◆ Short problem ◆
Filter out everything except lines holding "ffffff".

◆ Record set ◆
--------------------
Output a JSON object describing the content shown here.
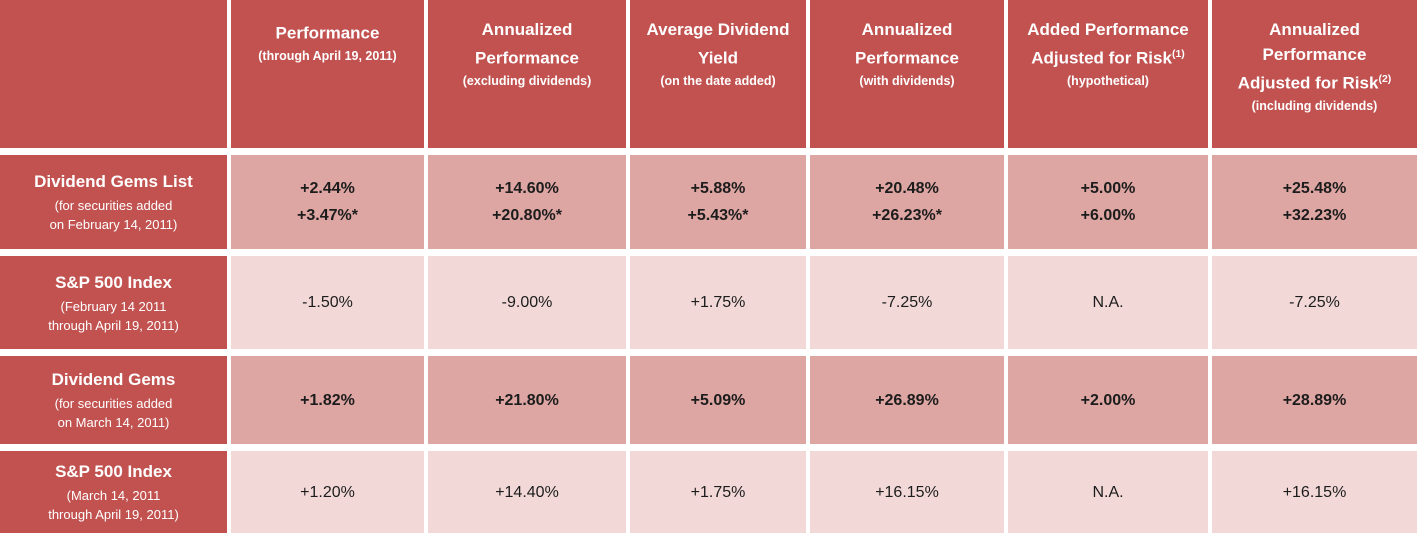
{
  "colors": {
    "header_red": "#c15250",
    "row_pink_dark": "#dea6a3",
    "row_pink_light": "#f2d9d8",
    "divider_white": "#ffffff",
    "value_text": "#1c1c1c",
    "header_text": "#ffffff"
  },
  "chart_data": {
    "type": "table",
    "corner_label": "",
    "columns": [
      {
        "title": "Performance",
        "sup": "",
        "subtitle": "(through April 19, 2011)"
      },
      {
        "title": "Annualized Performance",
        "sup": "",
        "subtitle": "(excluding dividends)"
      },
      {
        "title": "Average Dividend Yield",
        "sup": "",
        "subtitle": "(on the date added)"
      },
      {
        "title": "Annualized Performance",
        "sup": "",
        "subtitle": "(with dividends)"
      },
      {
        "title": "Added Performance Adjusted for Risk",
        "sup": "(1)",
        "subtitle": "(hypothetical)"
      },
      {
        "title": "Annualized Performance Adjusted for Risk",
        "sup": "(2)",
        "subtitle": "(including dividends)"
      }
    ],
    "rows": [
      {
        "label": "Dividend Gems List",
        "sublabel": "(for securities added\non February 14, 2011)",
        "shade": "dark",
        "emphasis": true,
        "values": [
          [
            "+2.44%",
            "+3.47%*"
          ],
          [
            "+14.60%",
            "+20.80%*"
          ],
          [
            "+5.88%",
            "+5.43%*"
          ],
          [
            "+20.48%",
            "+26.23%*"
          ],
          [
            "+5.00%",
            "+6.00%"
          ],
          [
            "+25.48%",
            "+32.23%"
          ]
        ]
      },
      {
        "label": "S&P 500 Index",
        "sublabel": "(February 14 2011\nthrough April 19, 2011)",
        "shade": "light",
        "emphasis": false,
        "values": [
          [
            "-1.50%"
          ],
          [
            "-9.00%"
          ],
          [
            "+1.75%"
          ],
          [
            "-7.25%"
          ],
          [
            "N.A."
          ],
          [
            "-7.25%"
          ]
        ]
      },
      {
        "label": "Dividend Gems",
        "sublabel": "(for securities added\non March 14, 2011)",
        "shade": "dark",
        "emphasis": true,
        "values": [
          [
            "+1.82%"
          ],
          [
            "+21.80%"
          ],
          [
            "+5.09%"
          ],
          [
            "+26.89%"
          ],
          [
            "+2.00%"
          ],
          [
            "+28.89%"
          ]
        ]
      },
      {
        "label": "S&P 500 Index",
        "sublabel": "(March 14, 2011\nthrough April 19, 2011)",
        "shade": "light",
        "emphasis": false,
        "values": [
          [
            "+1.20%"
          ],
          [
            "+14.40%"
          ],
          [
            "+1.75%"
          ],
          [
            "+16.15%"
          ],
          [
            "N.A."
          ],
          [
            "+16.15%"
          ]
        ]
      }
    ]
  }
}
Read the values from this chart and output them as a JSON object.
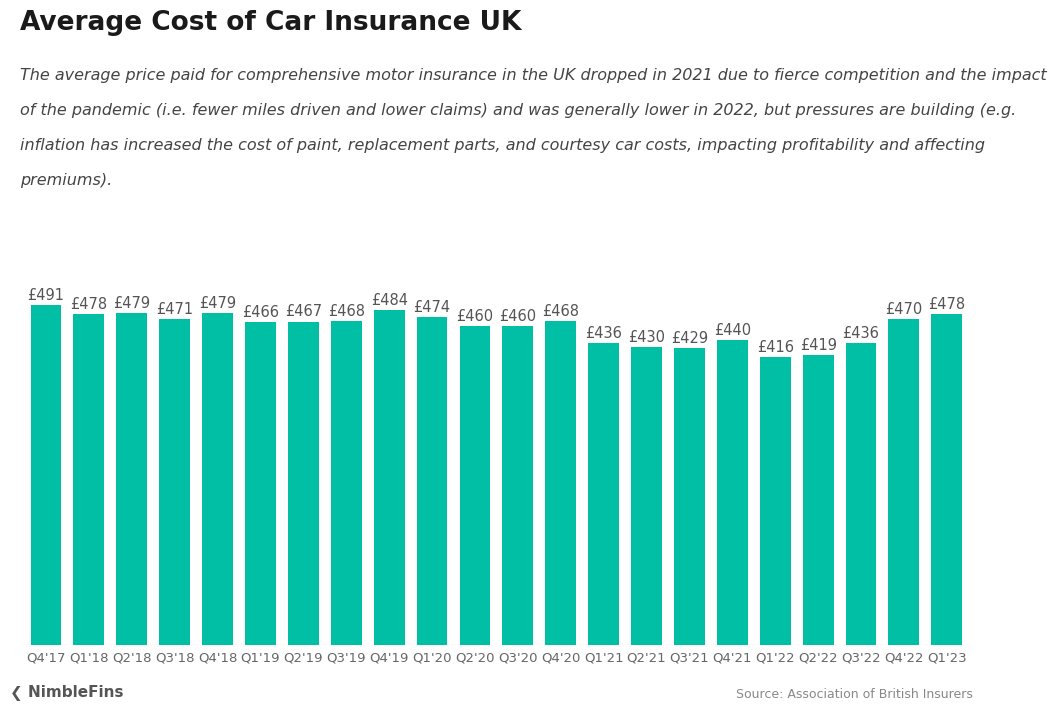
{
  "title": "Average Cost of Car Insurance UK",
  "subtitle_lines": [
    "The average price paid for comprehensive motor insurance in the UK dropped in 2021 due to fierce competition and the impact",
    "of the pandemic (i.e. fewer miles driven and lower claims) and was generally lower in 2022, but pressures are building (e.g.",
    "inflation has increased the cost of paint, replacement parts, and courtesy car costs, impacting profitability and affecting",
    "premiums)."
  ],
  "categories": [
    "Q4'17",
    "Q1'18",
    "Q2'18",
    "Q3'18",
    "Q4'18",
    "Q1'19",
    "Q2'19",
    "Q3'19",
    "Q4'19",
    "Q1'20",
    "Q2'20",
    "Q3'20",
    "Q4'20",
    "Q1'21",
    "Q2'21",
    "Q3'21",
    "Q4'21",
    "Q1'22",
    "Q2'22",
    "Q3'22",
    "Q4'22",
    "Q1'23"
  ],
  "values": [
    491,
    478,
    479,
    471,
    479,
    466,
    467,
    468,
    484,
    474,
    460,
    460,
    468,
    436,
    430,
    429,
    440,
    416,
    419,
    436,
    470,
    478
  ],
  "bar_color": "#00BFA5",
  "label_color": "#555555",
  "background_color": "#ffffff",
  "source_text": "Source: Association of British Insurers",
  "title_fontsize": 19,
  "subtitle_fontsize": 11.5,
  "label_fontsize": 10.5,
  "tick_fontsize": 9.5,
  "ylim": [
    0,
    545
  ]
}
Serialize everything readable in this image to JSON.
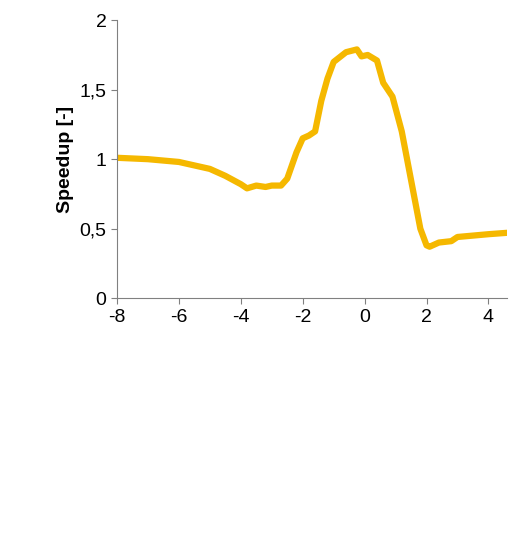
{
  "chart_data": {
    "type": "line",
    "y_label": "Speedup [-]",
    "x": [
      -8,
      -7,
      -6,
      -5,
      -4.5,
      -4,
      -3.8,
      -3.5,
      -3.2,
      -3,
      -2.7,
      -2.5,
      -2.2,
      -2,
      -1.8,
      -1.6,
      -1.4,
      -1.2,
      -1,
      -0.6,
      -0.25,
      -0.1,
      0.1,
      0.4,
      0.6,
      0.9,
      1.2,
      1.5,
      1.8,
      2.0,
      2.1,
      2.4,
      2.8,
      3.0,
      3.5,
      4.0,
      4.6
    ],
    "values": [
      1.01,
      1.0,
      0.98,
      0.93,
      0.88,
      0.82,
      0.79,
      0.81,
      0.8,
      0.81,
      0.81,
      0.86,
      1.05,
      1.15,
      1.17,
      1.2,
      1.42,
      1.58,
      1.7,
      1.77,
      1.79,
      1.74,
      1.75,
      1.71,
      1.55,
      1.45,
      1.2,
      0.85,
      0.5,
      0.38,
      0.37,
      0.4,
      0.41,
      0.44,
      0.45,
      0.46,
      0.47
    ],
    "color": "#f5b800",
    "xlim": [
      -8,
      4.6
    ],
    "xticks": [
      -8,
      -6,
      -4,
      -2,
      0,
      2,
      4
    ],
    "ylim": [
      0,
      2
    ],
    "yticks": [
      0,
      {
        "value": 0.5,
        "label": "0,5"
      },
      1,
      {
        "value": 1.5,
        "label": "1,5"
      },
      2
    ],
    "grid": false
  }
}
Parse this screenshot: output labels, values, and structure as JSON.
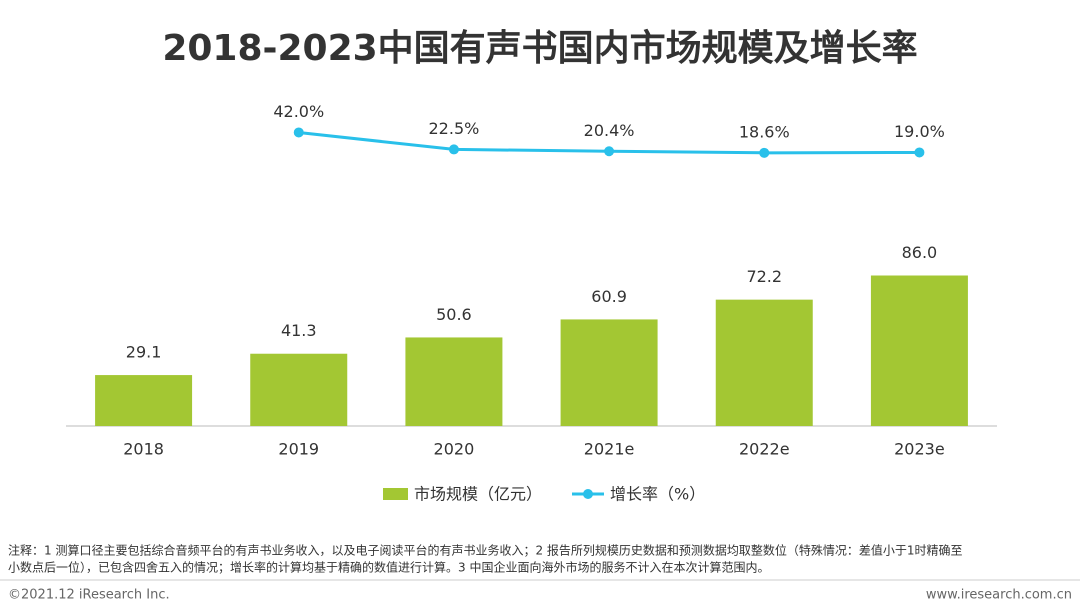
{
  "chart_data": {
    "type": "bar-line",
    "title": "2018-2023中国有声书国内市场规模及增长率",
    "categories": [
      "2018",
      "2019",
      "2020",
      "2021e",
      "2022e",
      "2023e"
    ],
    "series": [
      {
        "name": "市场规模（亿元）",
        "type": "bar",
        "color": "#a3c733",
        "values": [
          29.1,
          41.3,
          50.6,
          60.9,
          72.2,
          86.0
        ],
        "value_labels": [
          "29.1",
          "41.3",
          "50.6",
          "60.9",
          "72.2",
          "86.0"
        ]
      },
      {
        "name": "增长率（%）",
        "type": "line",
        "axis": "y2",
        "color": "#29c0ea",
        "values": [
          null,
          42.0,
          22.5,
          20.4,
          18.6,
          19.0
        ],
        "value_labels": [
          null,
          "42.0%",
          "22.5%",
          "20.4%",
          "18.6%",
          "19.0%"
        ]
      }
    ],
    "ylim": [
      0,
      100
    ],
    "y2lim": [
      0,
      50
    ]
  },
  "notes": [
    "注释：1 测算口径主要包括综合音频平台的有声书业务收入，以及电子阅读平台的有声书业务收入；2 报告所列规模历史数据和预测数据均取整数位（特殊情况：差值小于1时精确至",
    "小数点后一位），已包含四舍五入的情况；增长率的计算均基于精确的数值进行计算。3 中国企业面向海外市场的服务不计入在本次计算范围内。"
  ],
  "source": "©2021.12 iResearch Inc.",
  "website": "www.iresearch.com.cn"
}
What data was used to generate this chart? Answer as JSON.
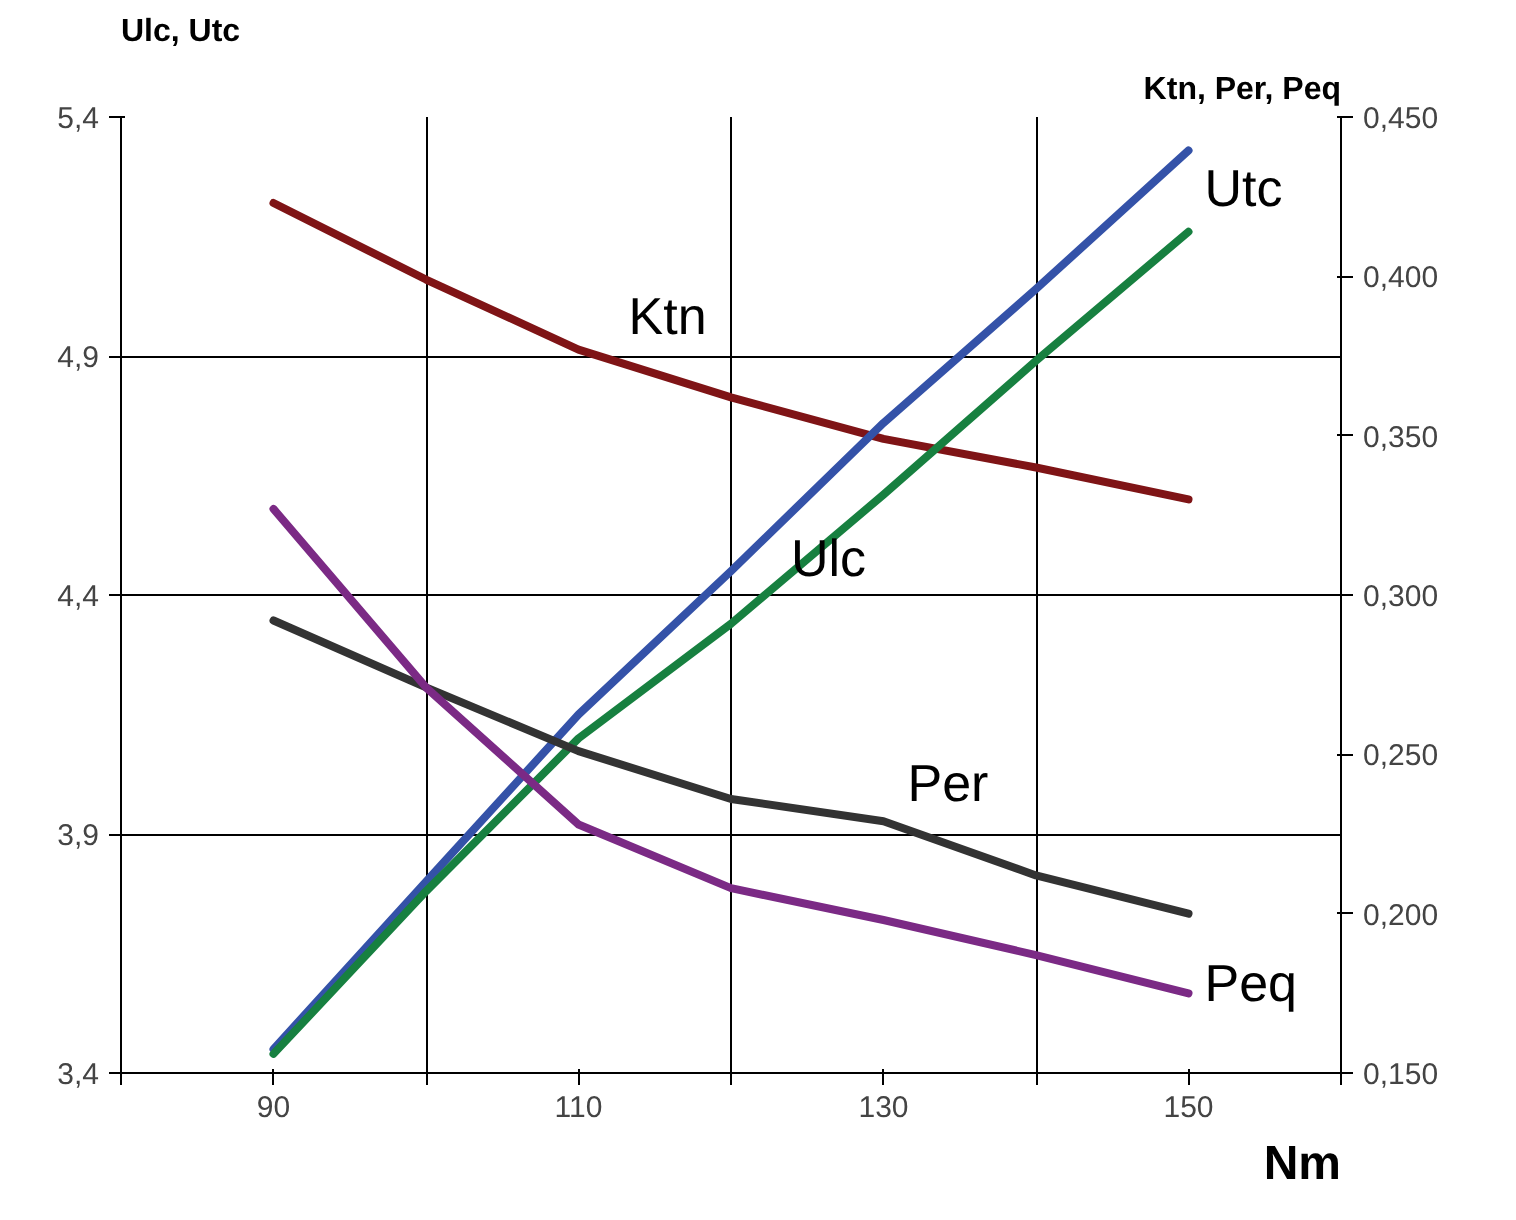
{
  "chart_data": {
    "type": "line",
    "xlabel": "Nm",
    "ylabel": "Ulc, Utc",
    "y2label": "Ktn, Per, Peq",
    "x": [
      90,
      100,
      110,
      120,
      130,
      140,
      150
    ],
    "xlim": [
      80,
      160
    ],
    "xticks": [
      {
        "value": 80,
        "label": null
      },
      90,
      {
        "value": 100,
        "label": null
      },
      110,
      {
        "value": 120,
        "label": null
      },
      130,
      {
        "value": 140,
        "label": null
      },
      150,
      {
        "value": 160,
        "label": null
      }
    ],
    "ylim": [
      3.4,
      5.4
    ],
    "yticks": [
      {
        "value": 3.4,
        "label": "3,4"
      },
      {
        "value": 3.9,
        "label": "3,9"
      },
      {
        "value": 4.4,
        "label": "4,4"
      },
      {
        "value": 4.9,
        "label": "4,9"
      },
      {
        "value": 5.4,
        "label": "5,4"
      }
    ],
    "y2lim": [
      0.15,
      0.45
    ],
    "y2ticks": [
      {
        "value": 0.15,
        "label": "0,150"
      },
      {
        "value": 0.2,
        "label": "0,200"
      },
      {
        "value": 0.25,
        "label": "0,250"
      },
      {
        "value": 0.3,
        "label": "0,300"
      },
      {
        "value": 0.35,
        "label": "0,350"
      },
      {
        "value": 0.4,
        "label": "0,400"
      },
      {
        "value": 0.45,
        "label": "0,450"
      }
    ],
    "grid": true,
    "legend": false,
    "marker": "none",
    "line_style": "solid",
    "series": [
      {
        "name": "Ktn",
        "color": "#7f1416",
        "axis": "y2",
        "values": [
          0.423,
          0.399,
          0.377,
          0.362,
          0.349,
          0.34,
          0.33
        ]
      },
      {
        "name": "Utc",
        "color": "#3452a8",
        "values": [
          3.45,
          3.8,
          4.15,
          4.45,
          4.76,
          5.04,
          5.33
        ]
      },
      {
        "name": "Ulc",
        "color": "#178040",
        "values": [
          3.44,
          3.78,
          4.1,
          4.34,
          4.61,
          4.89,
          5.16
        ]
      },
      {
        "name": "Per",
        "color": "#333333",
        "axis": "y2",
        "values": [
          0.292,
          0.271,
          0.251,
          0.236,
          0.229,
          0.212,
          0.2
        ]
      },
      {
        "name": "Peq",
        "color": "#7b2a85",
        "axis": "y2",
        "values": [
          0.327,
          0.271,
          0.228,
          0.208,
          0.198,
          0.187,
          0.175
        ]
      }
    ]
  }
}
--------------------
◆ Finished exercise ◆
    "divider_white": "#ffffff",
    "header_text": "#ffffff"
  "background_color": "#ffffff",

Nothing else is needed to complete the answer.